** REQUIRED WORK **
Pull out all lines from the listing below in which the word "flair" appears.

Data excerpts:
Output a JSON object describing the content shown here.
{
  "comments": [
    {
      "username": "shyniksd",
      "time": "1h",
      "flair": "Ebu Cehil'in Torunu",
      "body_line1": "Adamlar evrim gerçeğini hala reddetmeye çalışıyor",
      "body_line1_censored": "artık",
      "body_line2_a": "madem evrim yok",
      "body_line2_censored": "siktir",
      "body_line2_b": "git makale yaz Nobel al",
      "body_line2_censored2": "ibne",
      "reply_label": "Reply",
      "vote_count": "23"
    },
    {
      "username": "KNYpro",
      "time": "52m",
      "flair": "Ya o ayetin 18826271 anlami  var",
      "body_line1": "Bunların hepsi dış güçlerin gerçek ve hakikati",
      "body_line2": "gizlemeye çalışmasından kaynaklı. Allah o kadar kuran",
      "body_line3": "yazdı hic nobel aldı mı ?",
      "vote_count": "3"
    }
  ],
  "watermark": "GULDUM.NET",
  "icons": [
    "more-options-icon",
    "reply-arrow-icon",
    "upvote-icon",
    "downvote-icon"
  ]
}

** OUTPUT OF THE EXERCISE **
      "flair": "Ebu Cehil'in Torunu",
      "flair": "Ya o ayetin 18826271 anlami  var",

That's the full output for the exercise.